* Set exercise:
Retype the records below word for word and omit any image.

(Stored entries)
○ ○ ○ ○

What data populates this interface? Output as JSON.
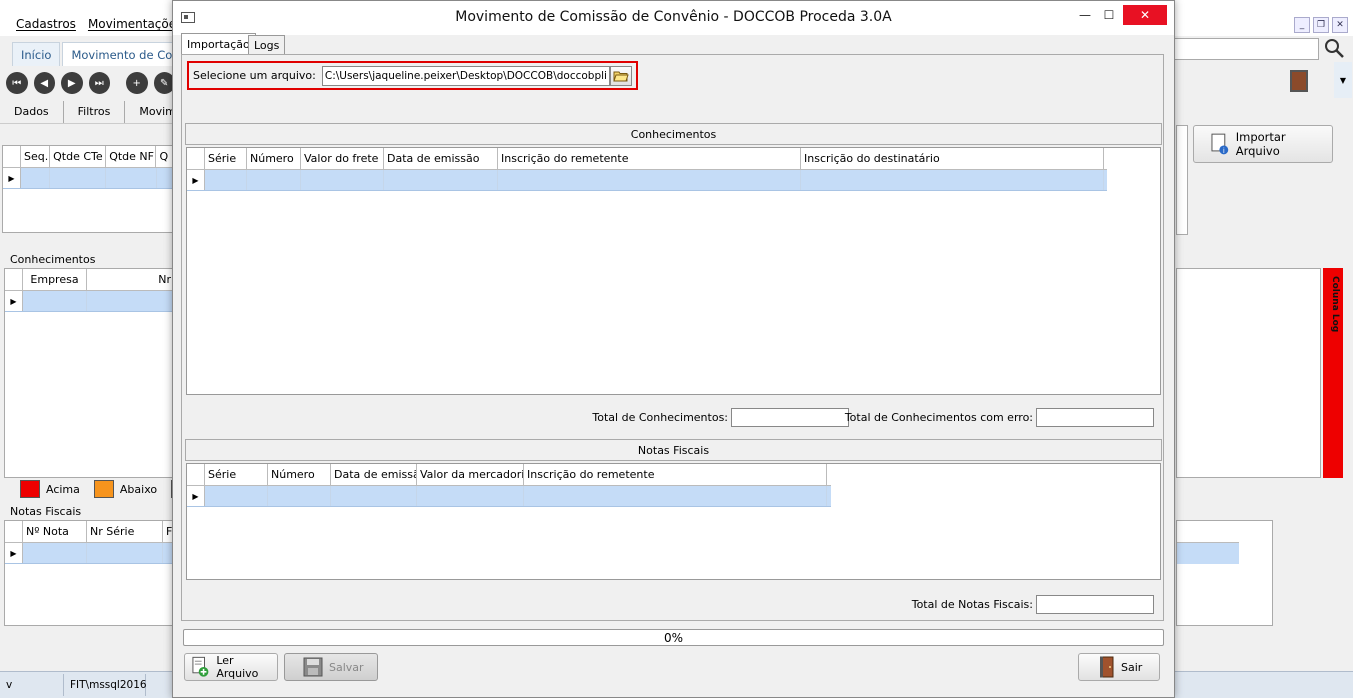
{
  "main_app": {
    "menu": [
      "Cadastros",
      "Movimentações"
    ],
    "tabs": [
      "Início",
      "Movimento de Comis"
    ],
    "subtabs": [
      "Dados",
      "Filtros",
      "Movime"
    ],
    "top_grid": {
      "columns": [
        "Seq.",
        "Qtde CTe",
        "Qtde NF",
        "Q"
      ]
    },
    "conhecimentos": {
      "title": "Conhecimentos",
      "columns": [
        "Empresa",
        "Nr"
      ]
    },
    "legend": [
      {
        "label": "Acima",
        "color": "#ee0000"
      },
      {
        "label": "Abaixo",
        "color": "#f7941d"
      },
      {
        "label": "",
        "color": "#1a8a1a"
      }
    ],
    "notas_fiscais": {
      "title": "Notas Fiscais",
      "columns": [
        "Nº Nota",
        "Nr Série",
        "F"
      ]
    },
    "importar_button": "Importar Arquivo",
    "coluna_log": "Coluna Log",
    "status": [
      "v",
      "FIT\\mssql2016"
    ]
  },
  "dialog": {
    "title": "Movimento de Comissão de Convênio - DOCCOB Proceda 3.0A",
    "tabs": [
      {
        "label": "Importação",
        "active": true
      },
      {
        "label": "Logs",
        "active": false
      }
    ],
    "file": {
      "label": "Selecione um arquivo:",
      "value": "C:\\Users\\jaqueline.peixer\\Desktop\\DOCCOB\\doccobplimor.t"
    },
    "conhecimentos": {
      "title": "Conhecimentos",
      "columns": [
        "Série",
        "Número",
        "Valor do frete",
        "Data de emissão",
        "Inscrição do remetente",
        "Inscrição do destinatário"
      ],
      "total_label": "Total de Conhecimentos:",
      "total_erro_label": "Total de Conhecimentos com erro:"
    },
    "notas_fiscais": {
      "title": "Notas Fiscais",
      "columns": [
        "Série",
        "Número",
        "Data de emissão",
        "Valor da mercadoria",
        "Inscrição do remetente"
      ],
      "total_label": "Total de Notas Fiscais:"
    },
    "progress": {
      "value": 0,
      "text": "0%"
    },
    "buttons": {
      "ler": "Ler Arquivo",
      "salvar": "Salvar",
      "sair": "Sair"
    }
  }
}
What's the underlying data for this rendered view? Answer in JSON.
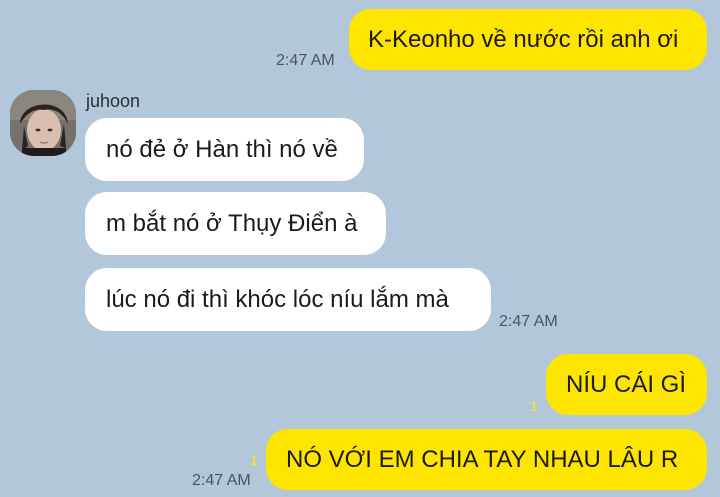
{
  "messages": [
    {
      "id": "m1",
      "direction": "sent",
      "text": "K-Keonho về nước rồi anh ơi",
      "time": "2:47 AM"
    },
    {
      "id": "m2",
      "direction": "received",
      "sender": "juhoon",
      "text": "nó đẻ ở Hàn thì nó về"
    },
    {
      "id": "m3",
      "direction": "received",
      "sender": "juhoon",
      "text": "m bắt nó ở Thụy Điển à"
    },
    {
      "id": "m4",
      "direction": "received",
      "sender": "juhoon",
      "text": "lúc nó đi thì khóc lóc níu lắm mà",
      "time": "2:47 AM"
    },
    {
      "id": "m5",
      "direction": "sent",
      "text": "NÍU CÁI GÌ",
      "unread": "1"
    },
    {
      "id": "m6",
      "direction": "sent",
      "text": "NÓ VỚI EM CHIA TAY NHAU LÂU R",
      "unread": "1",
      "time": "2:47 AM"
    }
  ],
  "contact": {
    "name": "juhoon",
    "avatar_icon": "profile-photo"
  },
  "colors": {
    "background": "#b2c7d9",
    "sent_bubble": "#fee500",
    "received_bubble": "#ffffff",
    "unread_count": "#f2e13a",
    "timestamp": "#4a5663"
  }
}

○ ○ ○ ○

* Solution:
What data populates this interface? Output as JSON.
{
  "main_app": {
    "menu": [
      "Cadastros",
      "Movimentações"
    ],
    "tabs": [
      "Início",
      "Movimento de Comis"
    ],
    "subtabs": [
      "Dados",
      "Filtros",
      "Movime"
    ],
    "top_grid": {
      "columns": [
        "Seq.",
        "Qtde CTe",
        "Qtde NF",
        "Q"
      ]
    },
    "conhecimentos": {
      "title": "Conhecimentos",
      "columns": [
        "Empresa",
        "Nr"
      ]
    },
    "legend": [
      {
        "label": "Acima",
        "color": "#ee0000"
      },
      {
        "label": "Abaixo",
        "color": "#f7941d"
      },
      {
        "label": "",
        "color": "#1a8a1a"
      }
    ],
    "notas_fiscais": {
      "title": "Notas Fiscais",
      "columns": [
        "Nº Nota",
        "Nr Série",
        "F"
      ]
    },
    "importar_button": "Importar Arquivo",
    "coluna_log": "Coluna Log",
    "status": [
      "v",
      "FIT\\mssql2016"
    ]
  },
  "dialog": {
    "title": "Movimento de Comissão de Convênio - DOCCOB Proceda 3.0A",
    "tabs": [
      {
        "label": "Importação",
        "active": true
      },
      {
        "label": "Logs",
        "active": false
      }
    ],
    "file": {
      "label": "Selecione um arquivo:",
      "value": "C:\\Users\\jaqueline.peixer\\Desktop\\DOCCOB\\doccobplimor.t"
    },
    "conhecimentos": {
      "title": "Conhecimentos",
      "columns": [
        "Série",
        "Número",
        "Valor do frete",
        "Data de emissão",
        "Inscrição do remetente",
        "Inscrição do destinatário"
      ],
      "total_label": "Total de Conhecimentos:",
      "total_erro_label": "Total de Conhecimentos com erro:"
    },
    "notas_fiscais": {
      "title": "Notas Fiscais",
      "columns": [
        "Série",
        "Número",
        "Data de emissão",
        "Valor da mercadoria",
        "Inscrição do remetente"
      ],
      "total_label": "Total de Notas Fiscais:"
    },
    "progress": {
      "value": 0,
      "text": "0%"
    },
    "buttons": {
      "ler": "Ler Arquivo",
      "salvar": "Salvar",
      "sair": "Sair"
    }
  }
}
What's the underlying data for this rendered view? Answer in JSON.
{
  "messages": [
    {
      "id": "m1",
      "direction": "sent",
      "text": "K-Keonho về nước rồi anh ơi",
      "time": "2:47 AM"
    },
    {
      "id": "m2",
      "direction": "received",
      "sender": "juhoon",
      "text": "nó đẻ ở Hàn thì nó về"
    },
    {
      "id": "m3",
      "direction": "received",
      "sender": "juhoon",
      "text": "m bắt nó ở Thụy Điển à"
    },
    {
      "id": "m4",
      "direction": "received",
      "sender": "juhoon",
      "text": "lúc nó đi thì khóc lóc níu lắm mà",
      "time": "2:47 AM"
    },
    {
      "id": "m5",
      "direction": "sent",
      "text": "NÍU CÁI GÌ",
      "unread": "1"
    },
    {
      "id": "m6",
      "direction": "sent",
      "text": "NÓ VỚI EM CHIA TAY NHAU LÂU R",
      "unread": "1",
      "time": "2:47 AM"
    }
  ],
  "contact": {
    "name": "juhoon",
    "avatar_icon": "profile-photo"
  },
  "colors": {
    "background": "#b2c7d9",
    "sent_bubble": "#fee500",
    "received_bubble": "#ffffff",
    "unread_count": "#f2e13a",
    "timestamp": "#4a5663"
  }
}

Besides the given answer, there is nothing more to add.